**ИСХОДНЫЙ ТЕКСТ**
════════════════════

Финансовый вопрос. Между главным командованием и казачеством состоялось соглашение о необходимости образовать единый государственный банк и перейти к единому денежному знаку, но фактически это не было проведено в жизнь…
…мы почти все время ощущали острую нужду в денежных знаках, и из-за этого генерал Деникин не мог своевременно увеличить содержание служащим (плохо были обеспечены не только младшие, но и старшие чины) в соответствии с вздорожанием жизни…
Один из губернаторов жаловался мне на то, что он не только не может пригласить к своему столу кого-либо из вызванных к нему из уездов по делам службы, но и сам с семьей буквально голодает.
Недостаточное же содержание и жизнь впроголодь толкали очень многих на преступные поступки; поборы и взяточничество развивались. Конечно, нельзя говорить, что это единственная причина, развившая взяточничество и поборы, но при вообще значительно понизившемся моральном уровне за период войны и революции это было одной из главных причин.
Недостаток денежных знаков влиял на скупку зерна, на широкие угольные заготовки и на развитие работ по заготовкам всего необходимого для армии. Несвоевременные переводы денег на довольствие войск, как я уже отметил, вызывали производство бесплатных реквизиций.

════════════════════

**ЗАДАНИЕ 1**
Определите, согласуются ли с текстом о финансовом вопросе утверждения (а), (б) и (в), и ответьте на каждое «да» или «нет» с точной цитатой из текста: (а) единый государственный банк был фактически создан; (б) плохо обеспечены были не только младшие, но и старшие чины; (в) недостаточное содержание названо единственной причиной взяточничества.
**ЗАДАНИЕ 2**
Выпишите из текста о финансовом вопросе фрагмент между словами «Финансовый вопрос. Между» и «семьей буквально голодает.», включая их самих.

**Сохранённые записи**

════════════════════

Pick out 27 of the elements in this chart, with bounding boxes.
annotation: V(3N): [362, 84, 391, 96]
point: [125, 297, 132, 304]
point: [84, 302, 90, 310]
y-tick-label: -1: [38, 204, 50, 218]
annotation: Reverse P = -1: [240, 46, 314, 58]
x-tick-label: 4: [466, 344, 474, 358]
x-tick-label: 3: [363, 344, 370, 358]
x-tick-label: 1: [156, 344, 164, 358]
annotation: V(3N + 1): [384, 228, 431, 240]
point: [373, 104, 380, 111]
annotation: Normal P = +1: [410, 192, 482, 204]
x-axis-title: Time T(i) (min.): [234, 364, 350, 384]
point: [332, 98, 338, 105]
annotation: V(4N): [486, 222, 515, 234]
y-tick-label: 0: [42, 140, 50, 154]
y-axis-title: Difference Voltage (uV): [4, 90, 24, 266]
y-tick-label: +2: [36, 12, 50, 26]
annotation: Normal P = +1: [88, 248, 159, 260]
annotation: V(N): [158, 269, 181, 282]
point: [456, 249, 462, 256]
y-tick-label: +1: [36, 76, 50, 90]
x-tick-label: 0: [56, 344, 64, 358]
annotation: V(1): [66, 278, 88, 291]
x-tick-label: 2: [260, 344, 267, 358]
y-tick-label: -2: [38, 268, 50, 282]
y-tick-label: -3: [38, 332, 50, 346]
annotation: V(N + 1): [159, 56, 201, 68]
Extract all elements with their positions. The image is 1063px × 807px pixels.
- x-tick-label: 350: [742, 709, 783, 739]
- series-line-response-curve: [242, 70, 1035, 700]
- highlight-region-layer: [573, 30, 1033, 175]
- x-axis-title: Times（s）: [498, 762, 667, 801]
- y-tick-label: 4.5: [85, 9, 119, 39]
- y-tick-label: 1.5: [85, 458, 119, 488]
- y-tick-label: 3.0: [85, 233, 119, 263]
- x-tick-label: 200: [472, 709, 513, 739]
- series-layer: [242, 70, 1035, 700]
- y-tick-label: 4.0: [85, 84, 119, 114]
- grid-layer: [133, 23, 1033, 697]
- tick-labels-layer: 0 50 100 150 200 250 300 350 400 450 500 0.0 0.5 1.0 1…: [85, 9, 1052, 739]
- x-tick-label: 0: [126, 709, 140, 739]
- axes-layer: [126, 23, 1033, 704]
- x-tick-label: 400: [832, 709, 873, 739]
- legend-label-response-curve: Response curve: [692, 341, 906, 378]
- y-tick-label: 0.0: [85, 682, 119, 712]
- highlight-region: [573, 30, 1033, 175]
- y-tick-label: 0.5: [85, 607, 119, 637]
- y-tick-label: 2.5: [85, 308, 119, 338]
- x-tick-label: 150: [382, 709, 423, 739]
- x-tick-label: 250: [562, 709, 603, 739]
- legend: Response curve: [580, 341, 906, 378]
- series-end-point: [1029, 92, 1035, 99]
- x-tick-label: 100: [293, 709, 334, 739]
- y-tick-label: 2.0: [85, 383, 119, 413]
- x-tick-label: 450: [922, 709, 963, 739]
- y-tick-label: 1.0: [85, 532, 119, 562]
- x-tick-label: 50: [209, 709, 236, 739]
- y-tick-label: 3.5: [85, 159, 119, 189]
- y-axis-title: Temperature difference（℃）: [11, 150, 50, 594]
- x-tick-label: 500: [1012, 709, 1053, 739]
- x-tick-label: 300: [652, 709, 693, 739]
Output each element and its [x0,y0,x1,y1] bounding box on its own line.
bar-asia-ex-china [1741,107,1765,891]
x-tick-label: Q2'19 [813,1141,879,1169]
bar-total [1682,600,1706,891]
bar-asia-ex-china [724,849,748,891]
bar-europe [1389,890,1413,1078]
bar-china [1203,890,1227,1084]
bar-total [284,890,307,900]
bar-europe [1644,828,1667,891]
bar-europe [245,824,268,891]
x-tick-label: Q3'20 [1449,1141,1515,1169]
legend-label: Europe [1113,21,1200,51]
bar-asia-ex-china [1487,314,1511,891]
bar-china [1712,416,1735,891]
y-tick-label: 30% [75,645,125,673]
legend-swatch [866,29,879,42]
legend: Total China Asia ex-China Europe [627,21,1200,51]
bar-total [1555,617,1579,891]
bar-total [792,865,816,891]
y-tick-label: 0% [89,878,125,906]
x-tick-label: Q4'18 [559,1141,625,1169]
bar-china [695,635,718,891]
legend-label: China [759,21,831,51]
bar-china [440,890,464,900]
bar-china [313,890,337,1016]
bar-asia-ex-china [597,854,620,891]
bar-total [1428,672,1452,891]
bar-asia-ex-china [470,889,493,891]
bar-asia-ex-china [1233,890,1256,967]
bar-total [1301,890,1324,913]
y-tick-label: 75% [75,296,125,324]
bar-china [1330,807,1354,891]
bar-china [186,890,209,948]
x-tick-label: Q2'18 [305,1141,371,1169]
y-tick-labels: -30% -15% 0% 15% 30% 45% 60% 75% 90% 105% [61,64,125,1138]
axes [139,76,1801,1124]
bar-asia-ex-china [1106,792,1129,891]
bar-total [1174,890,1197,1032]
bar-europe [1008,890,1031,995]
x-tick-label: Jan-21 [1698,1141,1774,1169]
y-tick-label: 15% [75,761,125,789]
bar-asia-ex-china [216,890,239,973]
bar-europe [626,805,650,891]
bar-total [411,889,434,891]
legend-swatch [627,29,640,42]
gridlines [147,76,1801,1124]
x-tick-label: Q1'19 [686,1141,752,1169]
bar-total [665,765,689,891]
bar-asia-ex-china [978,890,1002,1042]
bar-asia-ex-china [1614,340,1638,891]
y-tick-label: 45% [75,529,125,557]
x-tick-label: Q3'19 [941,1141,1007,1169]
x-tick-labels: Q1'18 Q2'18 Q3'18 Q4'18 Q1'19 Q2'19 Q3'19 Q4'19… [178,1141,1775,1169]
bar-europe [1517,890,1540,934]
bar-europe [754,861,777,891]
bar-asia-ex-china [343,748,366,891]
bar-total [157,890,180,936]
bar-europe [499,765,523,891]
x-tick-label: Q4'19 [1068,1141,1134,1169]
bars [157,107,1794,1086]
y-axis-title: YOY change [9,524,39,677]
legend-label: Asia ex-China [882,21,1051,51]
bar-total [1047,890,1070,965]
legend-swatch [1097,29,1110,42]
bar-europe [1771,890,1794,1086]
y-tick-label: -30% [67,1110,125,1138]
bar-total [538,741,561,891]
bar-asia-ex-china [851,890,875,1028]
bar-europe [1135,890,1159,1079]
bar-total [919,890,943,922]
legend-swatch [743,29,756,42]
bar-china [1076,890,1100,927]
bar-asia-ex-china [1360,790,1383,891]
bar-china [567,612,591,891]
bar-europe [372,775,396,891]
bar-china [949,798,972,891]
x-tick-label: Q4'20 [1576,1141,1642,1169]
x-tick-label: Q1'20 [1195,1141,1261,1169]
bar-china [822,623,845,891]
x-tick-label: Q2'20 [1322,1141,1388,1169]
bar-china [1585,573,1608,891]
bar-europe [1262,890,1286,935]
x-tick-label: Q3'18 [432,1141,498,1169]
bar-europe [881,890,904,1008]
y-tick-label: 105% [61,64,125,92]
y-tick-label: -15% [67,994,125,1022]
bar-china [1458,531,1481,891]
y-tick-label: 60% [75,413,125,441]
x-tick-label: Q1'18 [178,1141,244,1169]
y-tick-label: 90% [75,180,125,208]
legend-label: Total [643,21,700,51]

════════════════════

**РЕШЕНИЕ 1**
(а) Нет: «но фактически это не было проведено в жизнь».
(б) Да: «плохо были обеспечены не только младшие, но и старшие чины».
(в) Нет: «нельзя говорить, что это единственная причина».

**РЕШЕНИЕ 2**
Финансовый вопрос. Между главным командованием и казачеством состоялось соглашение о необходимости образовать единый государственный банк и перейти к единому денежному знаку, но фактически это не было проведено в жизнь…
…мы почти все время ощущали острую нужду в денежных знаках, и из-за этого генерал Деникин не мог своевременно увеличить содержание служащим (плохо были обеспечены не только младшие, но и старшие чины) в соответствии с вздорожанием жизни…
Один из губернаторов жаловался мне на то, что он не только не может пригласить к своему столу кого-либо из вызванных к нему из уездов по делам службы, но и сам с семьей буквально голодает.